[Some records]
-*-

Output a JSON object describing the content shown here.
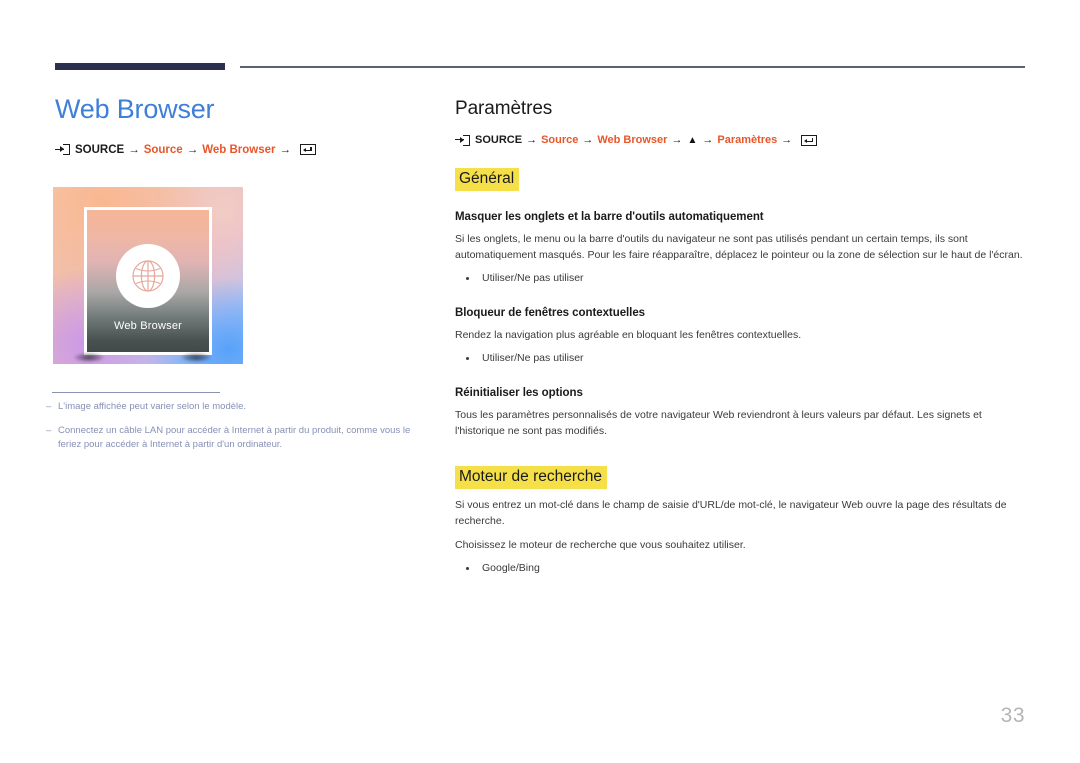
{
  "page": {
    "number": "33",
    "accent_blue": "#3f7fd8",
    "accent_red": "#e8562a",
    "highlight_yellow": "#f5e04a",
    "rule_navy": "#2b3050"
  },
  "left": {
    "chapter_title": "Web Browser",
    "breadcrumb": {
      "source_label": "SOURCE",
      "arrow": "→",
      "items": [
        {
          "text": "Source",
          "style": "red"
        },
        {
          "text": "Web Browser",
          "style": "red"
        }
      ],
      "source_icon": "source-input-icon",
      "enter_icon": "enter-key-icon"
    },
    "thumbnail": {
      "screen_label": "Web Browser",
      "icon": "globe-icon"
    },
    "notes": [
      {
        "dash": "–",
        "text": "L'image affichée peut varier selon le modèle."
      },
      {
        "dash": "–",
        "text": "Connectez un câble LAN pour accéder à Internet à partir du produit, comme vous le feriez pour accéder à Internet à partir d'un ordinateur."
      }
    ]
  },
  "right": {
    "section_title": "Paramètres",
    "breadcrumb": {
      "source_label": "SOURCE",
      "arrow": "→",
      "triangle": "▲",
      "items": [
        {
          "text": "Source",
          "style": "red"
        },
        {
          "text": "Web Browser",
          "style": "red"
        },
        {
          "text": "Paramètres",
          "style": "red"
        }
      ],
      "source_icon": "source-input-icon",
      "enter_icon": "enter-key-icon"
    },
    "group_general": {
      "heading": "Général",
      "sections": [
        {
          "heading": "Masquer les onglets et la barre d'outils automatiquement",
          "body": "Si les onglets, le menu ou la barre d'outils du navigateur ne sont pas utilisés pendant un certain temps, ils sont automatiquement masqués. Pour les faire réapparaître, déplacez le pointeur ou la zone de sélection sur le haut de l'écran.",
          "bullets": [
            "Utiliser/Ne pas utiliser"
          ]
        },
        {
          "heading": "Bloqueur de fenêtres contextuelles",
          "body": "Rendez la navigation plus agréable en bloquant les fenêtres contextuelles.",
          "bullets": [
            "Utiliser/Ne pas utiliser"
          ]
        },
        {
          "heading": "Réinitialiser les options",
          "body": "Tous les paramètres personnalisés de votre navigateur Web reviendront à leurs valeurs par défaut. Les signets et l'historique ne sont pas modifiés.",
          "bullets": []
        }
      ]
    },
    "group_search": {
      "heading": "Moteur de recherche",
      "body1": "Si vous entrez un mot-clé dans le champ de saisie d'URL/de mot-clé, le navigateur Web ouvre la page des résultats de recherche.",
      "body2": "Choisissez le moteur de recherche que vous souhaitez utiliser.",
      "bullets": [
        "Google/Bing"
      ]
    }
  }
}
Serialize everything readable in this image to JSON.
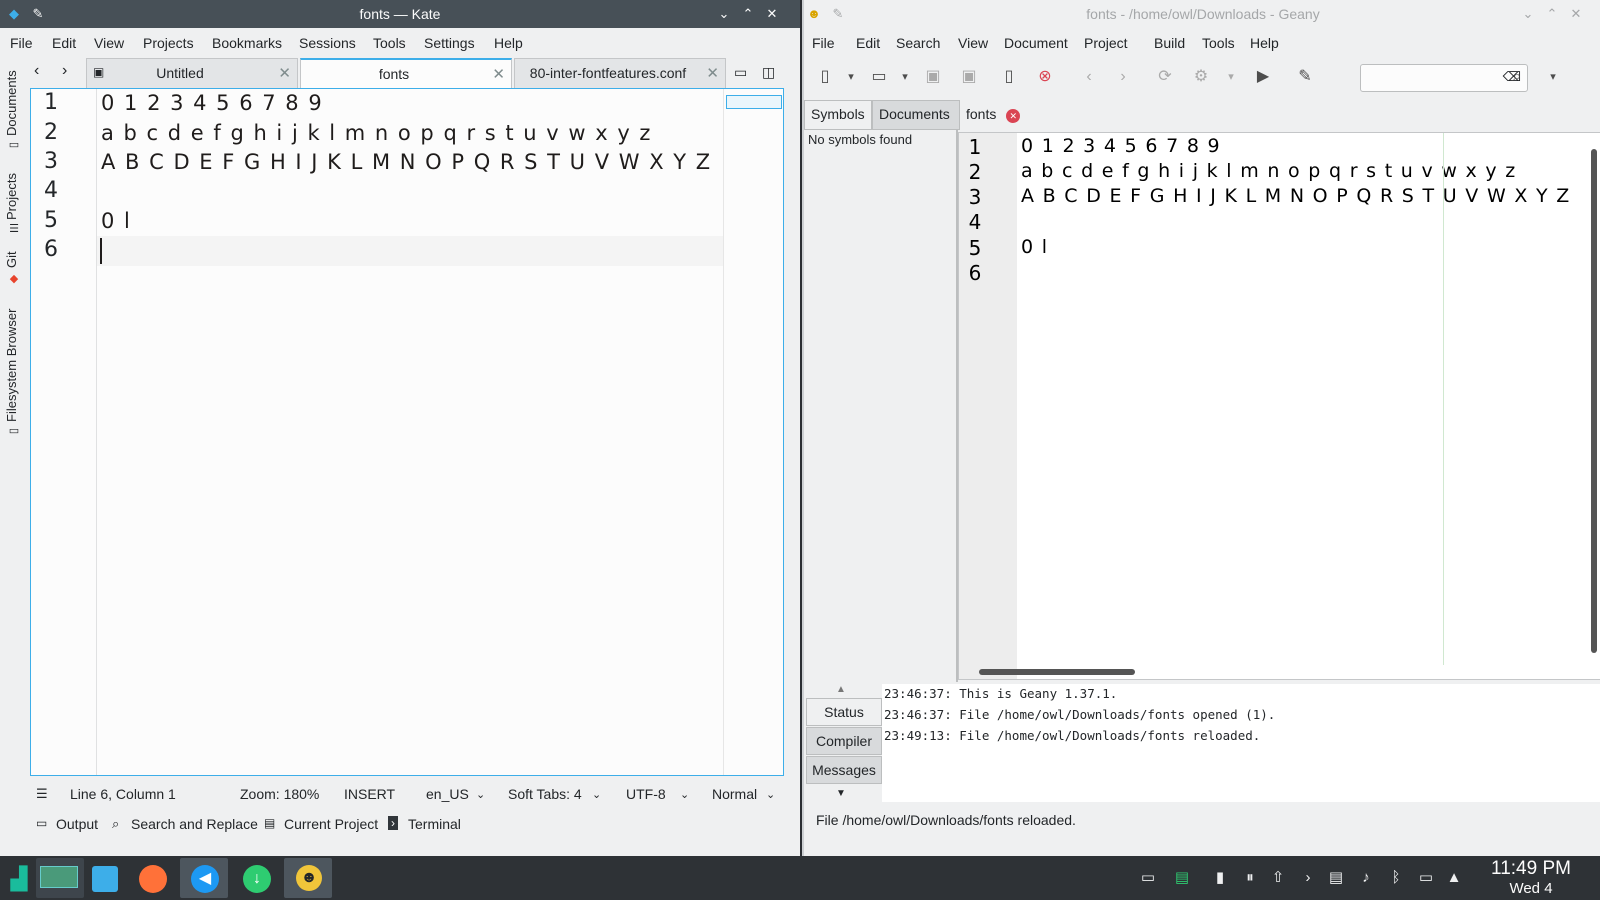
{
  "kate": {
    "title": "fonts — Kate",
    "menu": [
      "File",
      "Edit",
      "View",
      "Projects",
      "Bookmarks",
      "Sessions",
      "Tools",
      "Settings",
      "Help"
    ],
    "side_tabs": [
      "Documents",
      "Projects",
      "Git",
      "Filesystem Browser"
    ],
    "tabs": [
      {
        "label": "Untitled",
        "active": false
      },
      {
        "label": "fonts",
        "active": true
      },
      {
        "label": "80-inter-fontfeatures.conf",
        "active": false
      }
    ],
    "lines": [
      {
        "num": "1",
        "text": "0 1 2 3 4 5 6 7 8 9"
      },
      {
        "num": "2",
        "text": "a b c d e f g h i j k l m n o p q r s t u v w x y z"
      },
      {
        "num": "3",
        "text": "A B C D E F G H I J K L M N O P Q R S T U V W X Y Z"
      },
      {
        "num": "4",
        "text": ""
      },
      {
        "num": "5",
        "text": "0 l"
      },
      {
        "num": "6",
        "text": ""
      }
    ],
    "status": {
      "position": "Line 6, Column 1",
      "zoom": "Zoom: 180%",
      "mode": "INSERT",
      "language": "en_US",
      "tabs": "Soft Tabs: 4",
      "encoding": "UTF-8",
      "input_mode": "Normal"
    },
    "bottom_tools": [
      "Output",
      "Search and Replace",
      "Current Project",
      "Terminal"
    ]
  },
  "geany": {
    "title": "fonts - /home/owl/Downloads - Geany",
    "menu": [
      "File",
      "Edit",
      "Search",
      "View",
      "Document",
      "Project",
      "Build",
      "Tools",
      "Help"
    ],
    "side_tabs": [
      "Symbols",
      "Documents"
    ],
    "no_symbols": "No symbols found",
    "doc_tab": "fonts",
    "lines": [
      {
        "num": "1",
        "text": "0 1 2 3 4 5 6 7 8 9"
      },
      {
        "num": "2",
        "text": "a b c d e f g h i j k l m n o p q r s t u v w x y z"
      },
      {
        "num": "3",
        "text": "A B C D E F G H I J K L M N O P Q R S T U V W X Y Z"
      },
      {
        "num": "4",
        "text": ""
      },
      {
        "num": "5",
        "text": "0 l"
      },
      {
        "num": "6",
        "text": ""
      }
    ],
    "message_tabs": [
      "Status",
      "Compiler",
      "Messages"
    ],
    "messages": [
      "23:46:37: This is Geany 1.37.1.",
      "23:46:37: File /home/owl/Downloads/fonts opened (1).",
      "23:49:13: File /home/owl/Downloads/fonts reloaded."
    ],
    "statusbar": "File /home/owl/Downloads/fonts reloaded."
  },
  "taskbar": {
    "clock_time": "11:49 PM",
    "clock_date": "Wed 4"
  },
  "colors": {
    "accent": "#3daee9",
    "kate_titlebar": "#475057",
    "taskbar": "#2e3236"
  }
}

-*-

*To be done*: Quote the preceding listing precisely and completely, omitting its images.

*Complete response*:
Output a JSON object describing the content shown here.
{
  "page": {
    "number": "33",
    "accent_blue": "#3f7fd8",
    "accent_red": "#e8562a",
    "highlight_yellow": "#f5e04a",
    "rule_navy": "#2b3050"
  },
  "left": {
    "chapter_title": "Web Browser",
    "breadcrumb": {
      "source_label": "SOURCE",
      "arrow": "→",
      "items": [
        {
          "text": "Source",
          "style": "red"
        },
        {
          "text": "Web Browser",
          "style": "red"
        }
      ],
      "source_icon": "source-input-icon",
      "enter_icon": "enter-key-icon"
    },
    "thumbnail": {
      "screen_label": "Web Browser",
      "icon": "globe-icon"
    },
    "notes": [
      {
        "dash": "–",
        "text": "L'image affichée peut varier selon le modèle."
      },
      {
        "dash": "–",
        "text": "Connectez un câble LAN pour accéder à Internet à partir du produit, comme vous le feriez pour accéder à Internet à partir d'un ordinateur."
      }
    ]
  },
  "right": {
    "section_title": "Paramètres",
    "breadcrumb": {
      "source_label": "SOURCE",
      "arrow": "→",
      "triangle": "▲",
      "items": [
        {
          "text": "Source",
          "style": "red"
        },
        {
          "text": "Web Browser",
          "style": "red"
        },
        {
          "text": "Paramètres",
          "style": "red"
        }
      ],
      "source_icon": "source-input-icon",
      "enter_icon": "enter-key-icon"
    },
    "group_general": {
      "heading": "Général",
      "sections": [
        {
          "heading": "Masquer les onglets et la barre d'outils automatiquement",
          "body": "Si les onglets, le menu ou la barre d'outils du navigateur ne sont pas utilisés pendant un certain temps, ils sont automatiquement masqués. Pour les faire réapparaître, déplacez le pointeur ou la zone de sélection sur le haut de l'écran.",
          "bullets": [
            "Utiliser/Ne pas utiliser"
          ]
        },
        {
          "heading": "Bloqueur de fenêtres contextuelles",
          "body": "Rendez la navigation plus agréable en bloquant les fenêtres contextuelles.",
          "bullets": [
            "Utiliser/Ne pas utiliser"
          ]
        },
        {
          "heading": "Réinitialiser les options",
          "body": "Tous les paramètres personnalisés de votre navigateur Web reviendront à leurs valeurs par défaut. Les signets et l'historique ne sont pas modifiés.",
          "bullets": []
        }
      ]
    },
    "group_search": {
      "heading": "Moteur de recherche",
      "body1": "Si vous entrez un mot-clé dans le champ de saisie d'URL/de mot-clé, le navigateur Web ouvre la page des résultats de recherche.",
      "body2": "Choisissez le moteur de recherche que vous souhaitez utiliser.",
      "bullets": [
        "Google/Bing"
      ]
    }
  }
}
Serialize everything readable in this image to JSON.
{
  "kate": {
    "title": "fonts — Kate",
    "menu": [
      "File",
      "Edit",
      "View",
      "Projects",
      "Bookmarks",
      "Sessions",
      "Tools",
      "Settings",
      "Help"
    ],
    "side_tabs": [
      "Documents",
      "Projects",
      "Git",
      "Filesystem Browser"
    ],
    "tabs": [
      {
        "label": "Untitled",
        "active": false
      },
      {
        "label": "fonts",
        "active": true
      },
      {
        "label": "80-inter-fontfeatures.conf",
        "active": false
      }
    ],
    "lines": [
      {
        "num": "1",
        "text": "0 1 2 3 4 5 6 7 8 9"
      },
      {
        "num": "2",
        "text": "a b c d e f g h i j k l m n o p q r s t u v w x y z"
      },
      {
        "num": "3",
        "text": "A B C D E F G H I J K L M N O P Q R S T U V W X Y Z"
      },
      {
        "num": "4",
        "text": ""
      },
      {
        "num": "5",
        "text": "0 l"
      },
      {
        "num": "6",
        "text": ""
      }
    ],
    "status": {
      "position": "Line 6, Column 1",
      "zoom": "Zoom: 180%",
      "mode": "INSERT",
      "language": "en_US",
      "tabs": "Soft Tabs: 4",
      "encoding": "UTF-8",
      "input_mode": "Normal"
    },
    "bottom_tools": [
      "Output",
      "Search and Replace",
      "Current Project",
      "Terminal"
    ]
  },
  "geany": {
    "title": "fonts - /home/owl/Downloads - Geany",
    "menu": [
      "File",
      "Edit",
      "Search",
      "View",
      "Document",
      "Project",
      "Build",
      "Tools",
      "Help"
    ],
    "side_tabs": [
      "Symbols",
      "Documents"
    ],
    "no_symbols": "No symbols found",
    "doc_tab": "fonts",
    "lines": [
      {
        "num": "1",
        "text": "0 1 2 3 4 5 6 7 8 9"
      },
      {
        "num": "2",
        "text": "a b c d e f g h i j k l m n o p q r s t u v w x y z"
      },
      {
        "num": "3",
        "text": "A B C D E F G H I J K L M N O P Q R S T U V W X Y Z"
      },
      {
        "num": "4",
        "text": ""
      },
      {
        "num": "5",
        "text": "0 l"
      },
      {
        "num": "6",
        "text": ""
      }
    ],
    "message_tabs": [
      "Status",
      "Compiler",
      "Messages"
    ],
    "messages": [
      "23:46:37: This is Geany 1.37.1.",
      "23:46:37: File /home/owl/Downloads/fonts opened (1).",
      "23:49:13: File /home/owl/Downloads/fonts reloaded."
    ],
    "statusbar": "File /home/owl/Downloads/fonts reloaded."
  },
  "taskbar": {
    "clock_time": "11:49 PM",
    "clock_date": "Wed 4"
  },
  "colors": {
    "accent": "#3daee9",
    "kate_titlebar": "#475057",
    "taskbar": "#2e3236"
  }
}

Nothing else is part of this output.